Challenge: Find the line that contains "What text is on this page?". Then set down that line and all the lines after it, to the end of the records, exactly and with nothing added.

Data for processing:
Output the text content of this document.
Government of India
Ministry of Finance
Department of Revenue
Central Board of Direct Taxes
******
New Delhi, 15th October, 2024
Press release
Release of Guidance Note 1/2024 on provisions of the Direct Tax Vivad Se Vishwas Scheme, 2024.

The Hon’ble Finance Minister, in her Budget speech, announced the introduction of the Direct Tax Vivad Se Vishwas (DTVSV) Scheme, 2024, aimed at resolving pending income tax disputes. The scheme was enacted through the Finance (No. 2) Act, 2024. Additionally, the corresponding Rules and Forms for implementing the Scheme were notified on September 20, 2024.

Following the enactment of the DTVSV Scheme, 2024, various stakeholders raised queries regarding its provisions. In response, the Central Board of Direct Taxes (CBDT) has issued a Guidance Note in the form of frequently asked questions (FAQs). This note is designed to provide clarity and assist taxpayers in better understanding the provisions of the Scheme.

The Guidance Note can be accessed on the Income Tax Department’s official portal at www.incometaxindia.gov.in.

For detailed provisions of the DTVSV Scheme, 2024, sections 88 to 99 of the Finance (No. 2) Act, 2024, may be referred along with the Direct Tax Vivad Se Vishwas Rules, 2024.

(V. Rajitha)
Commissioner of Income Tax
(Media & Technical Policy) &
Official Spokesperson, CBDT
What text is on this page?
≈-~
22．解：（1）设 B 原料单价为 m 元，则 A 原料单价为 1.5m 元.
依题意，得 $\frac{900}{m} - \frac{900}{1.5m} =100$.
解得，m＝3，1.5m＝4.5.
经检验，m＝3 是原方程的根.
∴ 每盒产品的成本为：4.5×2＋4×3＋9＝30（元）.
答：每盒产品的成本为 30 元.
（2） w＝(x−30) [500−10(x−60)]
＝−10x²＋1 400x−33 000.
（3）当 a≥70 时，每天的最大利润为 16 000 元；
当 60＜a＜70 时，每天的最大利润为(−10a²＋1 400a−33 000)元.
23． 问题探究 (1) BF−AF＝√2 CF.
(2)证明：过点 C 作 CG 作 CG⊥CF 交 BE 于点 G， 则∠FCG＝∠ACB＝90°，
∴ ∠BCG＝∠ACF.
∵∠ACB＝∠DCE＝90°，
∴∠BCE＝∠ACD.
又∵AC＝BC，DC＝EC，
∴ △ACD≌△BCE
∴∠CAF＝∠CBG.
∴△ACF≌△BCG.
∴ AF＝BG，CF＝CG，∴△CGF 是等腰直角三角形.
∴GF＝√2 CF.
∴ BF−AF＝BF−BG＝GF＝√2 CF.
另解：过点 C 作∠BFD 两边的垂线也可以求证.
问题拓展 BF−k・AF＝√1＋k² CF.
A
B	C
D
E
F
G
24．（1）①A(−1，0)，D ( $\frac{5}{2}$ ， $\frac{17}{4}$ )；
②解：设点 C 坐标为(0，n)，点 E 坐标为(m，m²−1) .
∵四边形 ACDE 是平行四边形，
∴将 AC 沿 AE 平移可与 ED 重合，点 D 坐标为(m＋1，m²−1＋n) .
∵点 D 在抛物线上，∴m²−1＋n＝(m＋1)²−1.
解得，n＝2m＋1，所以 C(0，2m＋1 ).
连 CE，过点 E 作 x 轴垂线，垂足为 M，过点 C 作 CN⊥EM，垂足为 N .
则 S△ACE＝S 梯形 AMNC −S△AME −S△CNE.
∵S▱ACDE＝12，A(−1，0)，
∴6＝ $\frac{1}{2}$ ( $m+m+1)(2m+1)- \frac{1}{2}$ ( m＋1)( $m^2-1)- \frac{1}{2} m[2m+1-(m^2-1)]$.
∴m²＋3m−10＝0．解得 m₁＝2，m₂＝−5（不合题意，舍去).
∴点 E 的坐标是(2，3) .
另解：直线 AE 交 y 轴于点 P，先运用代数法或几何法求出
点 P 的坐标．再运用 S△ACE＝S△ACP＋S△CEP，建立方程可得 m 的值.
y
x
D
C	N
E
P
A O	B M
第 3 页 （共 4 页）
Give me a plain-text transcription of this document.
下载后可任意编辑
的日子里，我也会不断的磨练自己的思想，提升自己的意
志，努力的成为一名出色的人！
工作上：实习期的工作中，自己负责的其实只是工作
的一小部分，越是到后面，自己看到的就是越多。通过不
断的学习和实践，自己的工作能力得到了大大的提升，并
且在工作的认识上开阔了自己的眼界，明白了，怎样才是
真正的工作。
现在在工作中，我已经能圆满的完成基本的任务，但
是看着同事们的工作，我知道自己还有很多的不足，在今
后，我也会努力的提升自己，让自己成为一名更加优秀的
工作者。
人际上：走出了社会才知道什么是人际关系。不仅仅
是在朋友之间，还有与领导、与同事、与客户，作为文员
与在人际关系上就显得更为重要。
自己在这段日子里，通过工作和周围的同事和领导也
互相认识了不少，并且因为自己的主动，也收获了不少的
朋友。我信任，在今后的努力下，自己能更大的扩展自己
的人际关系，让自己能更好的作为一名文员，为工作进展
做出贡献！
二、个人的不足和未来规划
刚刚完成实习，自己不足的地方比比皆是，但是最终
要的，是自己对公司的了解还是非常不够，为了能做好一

Task result:
What text is on this page?
≈-~
22．解：（1）设 B 原料单价为 m 元，则 A 原料单价为 1.5m 元.
依题意，得 $\frac{900}{m} - \frac{900}{1.5m} =100$.
解得，m＝3，1.5m＝4.5.
经检验，m＝3 是原方程的根.
∴ 每盒产品的成本为：4.5×2＋4×3＋9＝30（元）.
答：每盒产品的成本为 30 元.
（2） w＝(x−30) [500−10(x−60)]
＝−10x²＋1 400x−33 000.
（3）当 a≥70 时，每天的最大利润为 16 000 元；
当 60＜a＜70 时，每天的最大利润为(−10a²＋1 400a−33 000)元.
23． 问题探究 (1) BF−AF＝√2 CF.
(2)证明：过点 C 作 CG 作 CG⊥CF 交 BE 于点 G， 则∠FCG＝∠ACB＝90°，
∴ ∠BCG＝∠ACF.
∵∠ACB＝∠DCE＝90°，
∴∠BCE＝∠ACD.
又∵AC＝BC，DC＝EC，
∴ △ACD≌△BCE
∴∠CAF＝∠CBG.
∴△ACF≌△BCG.
∴ AF＝BG，CF＝CG，∴△CGF 是等腰直角三角形.
∴GF＝√2 CF.
∴ BF−AF＝BF−BG＝GF＝√2 CF.
另解：过点 C 作∠BFD 两边的垂线也可以求证.
问题拓展 BF−k・AF＝√1＋k² CF.
A
B	C
D
E
F
G
24．（1）①A(−1，0)，D ( $\frac{5}{2}$ ， $\frac{17}{4}$ )；
②解：设点 C 坐标为(0，n)，点 E 坐标为(m，m²−1) .
∵四边形 ACDE 是平行四边形，
∴将 AC 沿 AE 平移可与 ED 重合，点 D 坐标为(m＋1，m²−1＋n) .
∵点 D 在抛物线上，∴m²−1＋n＝(m＋1)²−1.
解得，n＝2m＋1，所以 C(0，2m＋1 ).
连 CE，过点 E 作 x 轴垂线，垂足为 M，过点 C 作 CN⊥EM，垂足为 N .
则 S△ACE＝S 梯形 AMNC −S△AME −S△CNE.
∵S▱ACDE＝12，A(−1，0)，
∴6＝ $\frac{1}{2}$ ( $m+m+1)(2m+1)- \frac{1}{2}$ ( m＋1)( $m^2-1)- \frac{1}{2} m[2m+1-(m^2-1)]$.
∴m²＋3m−10＝0．解得 m₁＝2，m₂＝−5（不合题意，舍去).
∴点 E 的坐标是(2，3) .
另解：直线 AE 交 y 轴于点 P，先运用代数法或几何法求出
点 P 的坐标．再运用 S△ACE＝S△ACP＋S△CEP，建立方程可得 m 的值.
y
x
D
C	N
E
P
A O	B M
第 3 页 （共 4 页）
Give me a plain-text transcription of this document.
下载后可任意编辑
的日子里，我也会不断的磨练自己的思想，提升自己的意
志，努力的成为一名出色的人！
工作上：实习期的工作中，自己负责的其实只是工作
的一小部分，越是到后面，自己看到的就是越多。通过不
断的学习和实践，自己的工作能力得到了大大的提升，并
且在工作的认识上开阔了自己的眼界，明白了，怎样才是
真正的工作。
现在在工作中，我已经能圆满的完成基本的任务，但
是看着同事们的工作，我知道自己还有很多的不足，在今
后，我也会努力的提升自己，让自己成为一名更加优秀的
工作者。
人际上：走出了社会才知道什么是人际关系。不仅仅
是在朋友之间，还有与领导、与同事、与客户，作为文员
与在人际关系上就显得更为重要。
自己在这段日子里，通过工作和周围的同事和领导也
互相认识了不少，并且因为自己的主动，也收获了不少的
朋友。我信任，在今后的努力下，自己能更大的扩展自己
的人际关系，让自己能更好的作为一名文员，为工作进展
做出贡献！
二、个人的不足和未来规划
刚刚完成实习，自己不足的地方比比皆是，但是最终
要的，是自己对公司的了解还是非常不够，为了能做好一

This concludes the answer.